■ **INSTRUCTION**:
Look through the listing below and give the number of lines that hold "born". Say nothing more.

-- Start DATA FOR THIS EXERCISE --

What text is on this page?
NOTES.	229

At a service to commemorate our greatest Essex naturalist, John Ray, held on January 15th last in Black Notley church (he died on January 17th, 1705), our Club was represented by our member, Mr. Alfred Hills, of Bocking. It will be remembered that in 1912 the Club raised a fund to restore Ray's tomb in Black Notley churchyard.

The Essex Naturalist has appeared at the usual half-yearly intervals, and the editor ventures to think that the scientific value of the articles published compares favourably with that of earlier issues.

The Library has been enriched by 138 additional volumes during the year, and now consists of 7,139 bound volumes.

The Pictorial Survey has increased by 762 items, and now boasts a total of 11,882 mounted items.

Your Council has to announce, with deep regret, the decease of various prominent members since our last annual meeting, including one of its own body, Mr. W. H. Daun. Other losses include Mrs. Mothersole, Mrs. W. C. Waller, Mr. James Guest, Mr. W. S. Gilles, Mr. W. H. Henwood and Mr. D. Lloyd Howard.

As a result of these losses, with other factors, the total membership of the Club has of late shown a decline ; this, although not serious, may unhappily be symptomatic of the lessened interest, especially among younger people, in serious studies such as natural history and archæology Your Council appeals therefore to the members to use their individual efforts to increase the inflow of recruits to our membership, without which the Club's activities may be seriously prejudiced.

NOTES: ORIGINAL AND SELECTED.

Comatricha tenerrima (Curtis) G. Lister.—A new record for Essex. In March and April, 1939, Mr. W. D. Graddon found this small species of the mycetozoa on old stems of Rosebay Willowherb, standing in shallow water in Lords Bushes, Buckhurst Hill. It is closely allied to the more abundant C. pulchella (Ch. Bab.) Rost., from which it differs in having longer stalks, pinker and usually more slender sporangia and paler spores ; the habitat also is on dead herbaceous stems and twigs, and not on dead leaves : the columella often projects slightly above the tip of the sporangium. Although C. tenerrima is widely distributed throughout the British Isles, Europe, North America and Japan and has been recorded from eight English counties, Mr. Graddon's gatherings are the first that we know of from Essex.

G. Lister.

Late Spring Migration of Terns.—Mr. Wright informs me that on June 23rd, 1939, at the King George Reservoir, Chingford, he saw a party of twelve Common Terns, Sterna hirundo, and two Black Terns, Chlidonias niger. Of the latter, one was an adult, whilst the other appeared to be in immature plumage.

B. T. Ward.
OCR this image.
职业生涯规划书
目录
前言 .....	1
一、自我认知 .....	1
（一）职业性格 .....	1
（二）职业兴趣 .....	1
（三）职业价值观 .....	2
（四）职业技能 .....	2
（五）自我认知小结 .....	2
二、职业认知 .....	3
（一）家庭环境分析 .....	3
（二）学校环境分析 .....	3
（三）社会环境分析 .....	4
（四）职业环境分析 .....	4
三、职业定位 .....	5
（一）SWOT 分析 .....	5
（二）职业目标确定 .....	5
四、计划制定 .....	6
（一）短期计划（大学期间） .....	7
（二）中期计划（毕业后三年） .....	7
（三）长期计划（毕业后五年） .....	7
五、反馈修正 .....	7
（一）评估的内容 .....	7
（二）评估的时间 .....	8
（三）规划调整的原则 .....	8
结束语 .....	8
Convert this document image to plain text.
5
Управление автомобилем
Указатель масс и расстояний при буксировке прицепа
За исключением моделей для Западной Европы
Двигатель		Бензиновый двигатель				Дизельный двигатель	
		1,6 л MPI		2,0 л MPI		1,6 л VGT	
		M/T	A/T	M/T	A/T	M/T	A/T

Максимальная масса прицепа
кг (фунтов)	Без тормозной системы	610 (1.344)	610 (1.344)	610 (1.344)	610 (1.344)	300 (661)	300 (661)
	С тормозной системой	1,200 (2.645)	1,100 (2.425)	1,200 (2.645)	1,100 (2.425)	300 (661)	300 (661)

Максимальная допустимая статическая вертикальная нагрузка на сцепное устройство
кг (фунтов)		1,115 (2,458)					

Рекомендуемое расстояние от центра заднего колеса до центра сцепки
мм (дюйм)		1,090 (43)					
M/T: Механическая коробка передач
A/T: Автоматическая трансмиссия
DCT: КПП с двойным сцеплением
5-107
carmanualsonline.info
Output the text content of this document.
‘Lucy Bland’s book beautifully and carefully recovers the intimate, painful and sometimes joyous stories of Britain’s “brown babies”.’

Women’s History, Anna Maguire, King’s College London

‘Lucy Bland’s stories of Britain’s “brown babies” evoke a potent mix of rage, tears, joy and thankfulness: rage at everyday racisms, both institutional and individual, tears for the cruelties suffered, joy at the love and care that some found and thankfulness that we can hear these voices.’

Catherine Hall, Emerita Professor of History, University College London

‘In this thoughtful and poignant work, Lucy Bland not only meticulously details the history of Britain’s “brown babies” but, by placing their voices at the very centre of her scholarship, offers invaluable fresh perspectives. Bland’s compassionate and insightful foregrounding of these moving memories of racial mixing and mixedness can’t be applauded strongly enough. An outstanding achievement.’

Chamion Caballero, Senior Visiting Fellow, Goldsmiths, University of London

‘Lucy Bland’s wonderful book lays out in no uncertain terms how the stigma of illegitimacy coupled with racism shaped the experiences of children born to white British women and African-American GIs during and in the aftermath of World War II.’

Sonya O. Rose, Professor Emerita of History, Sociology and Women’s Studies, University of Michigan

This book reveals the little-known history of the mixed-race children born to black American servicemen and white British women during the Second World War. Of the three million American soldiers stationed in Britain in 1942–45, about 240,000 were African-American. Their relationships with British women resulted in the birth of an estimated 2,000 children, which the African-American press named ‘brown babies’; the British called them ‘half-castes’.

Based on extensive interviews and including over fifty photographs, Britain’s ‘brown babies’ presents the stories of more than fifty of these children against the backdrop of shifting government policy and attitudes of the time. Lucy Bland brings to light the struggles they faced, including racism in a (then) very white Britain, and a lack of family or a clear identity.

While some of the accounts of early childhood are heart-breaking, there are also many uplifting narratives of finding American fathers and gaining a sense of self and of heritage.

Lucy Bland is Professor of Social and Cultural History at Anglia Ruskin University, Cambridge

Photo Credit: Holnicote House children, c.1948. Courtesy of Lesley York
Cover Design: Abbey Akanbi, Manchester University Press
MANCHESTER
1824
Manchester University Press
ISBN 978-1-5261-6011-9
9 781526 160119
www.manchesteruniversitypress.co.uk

-- End DATA FOR THIS EXERCISE --

■ **OUTPUT OF THE EXERCISE**:
2